From the listing below, copy every line with the word "that".

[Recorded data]
--- BEGIN ---

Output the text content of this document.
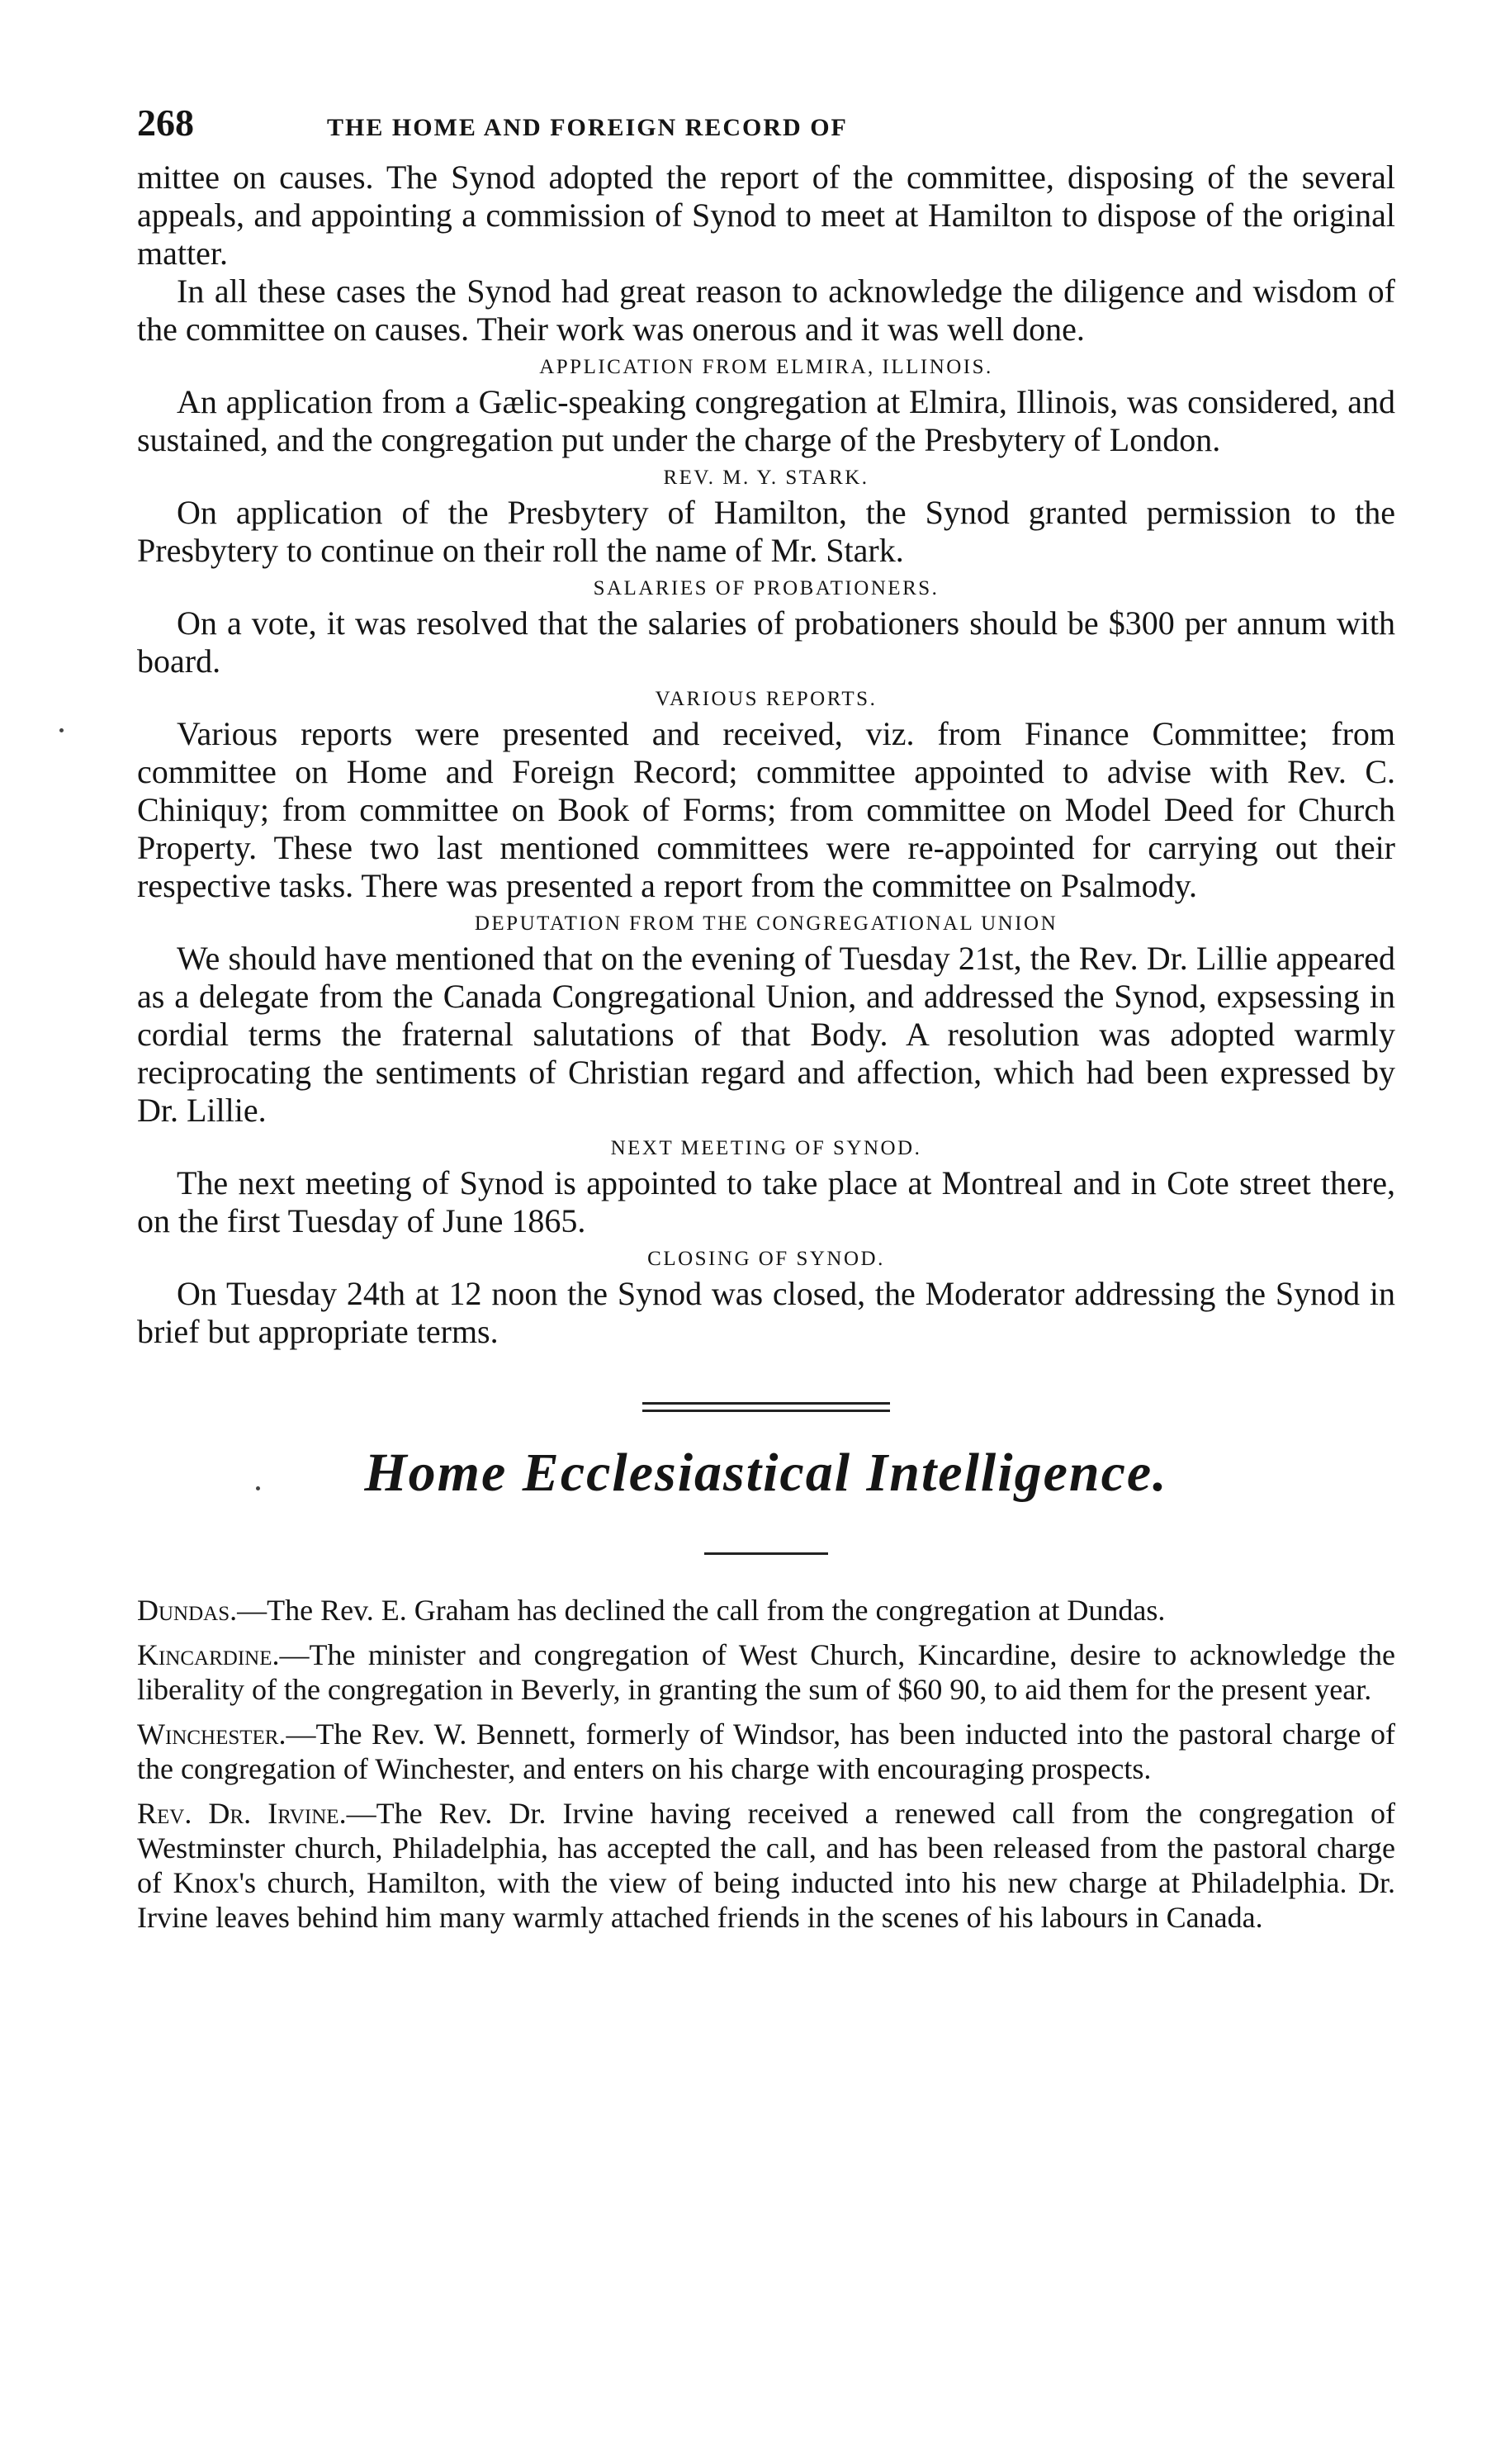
268	THE HOME AND FOREIGN RECORD OF

mittee on causes. The Synod adopted the report of the committee, disposing of the several appeals, and appointing a commission of Synod to meet at Hamilton to dispose of the original matter.

In all these cases the Synod had great reason to acknowledge the diligence and wisdom of the committee on causes. Their work was onerous and it was well done.

APPLICATION FROM ELMIRA, ILLINOIS.

An application from a Gælic-speaking congregation at Elmira, Illinois, was considered, and sustained, and the congregation put under the charge of the Presbytery of London.

REV. M. Y. STARK.

On application of the Presbytery of Hamilton, the Synod granted permission to the Presbytery to continue on their roll the name of Mr. Stark.

SALARIES OF PROBATIONERS.

On a vote, it was resolved that the salaries of probationers should be $300 per annum with board.

VARIOUS REPORTS.

Various reports were presented and received, viz. from Finance Committee; from committee on Home and Foreign Record; committee appointed to advise with Rev. C. Chiniquy; from committee on Book of Forms; from committee on Model Deed for Church Property. These two last mentioned committees were re-appointed for carrying out their respective tasks. There was presented a report from the committee on Psalmody.

DEPUTATION FROM THE CONGREGATIONAL UNION

We should have mentioned that on the evening of Tuesday 21st, the Rev. Dr. Lillie appeared as a delegate from the Canada Congregational Union, and addressed the Synod, expsessing in cordial terms the fraternal salutations of that Body. A resolution was adopted warmly reciprocating the sentiments of Christian regard and affection, which had been expressed by Dr. Lillie.

NEXT MEETING OF SYNOD.

The next meeting of Synod is appointed to take place at Montreal and in Cote street there, on the first Tuesday of June 1865.

CLOSING OF SYNOD.

On Tuesday 24th at 12 noon the Synod was closed, the Moderator addressing the Synod in brief but appropriate terms.

Home Ecclesiastical Intelligence.

Dundas.—The Rev. E. Graham has declined the call from the congregation at Dundas.

Kincardine.—The minister and congregation of West Church, Kincardine, desire to acknowledge the liberality of the congregation in Beverly, in granting the sum of $60 90, to aid them for the present year.

Winchester.—The Rev. W. Bennett, formerly of Windsor, has been inducted into the pastoral charge of the congregation of Winchester, and enters on his charge with encouraging prospects.

Rev. Dr. Irvine.—The Rev. Dr. Irvine having received a renewed call from the congregation of Westminster church, Philadelphia, has accepted the call, and has been released from the pastoral charge of Knox's church, Hamilton, with the view of being inducted into his new charge at Philadelphia. Dr. Irvine leaves behind him many warmly attached friends in the scenes of his labours in Canada.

--- END ---

■ Written answer ■
On a vote, it was resolved that the salaries of probationers should be $300 per annum with board.
We should have mentioned that on the evening of Tuesday 21st, the Rev. Dr. Lillie appeared as a delegate from the Canada Congregational Union, and addressed the Synod, expsessing in cordial terms the fraternal salutations of that Body. A resolution was adopted warmly reciprocating the sentiments of Christian regard and affection, which had been expressed by Dr. Lillie.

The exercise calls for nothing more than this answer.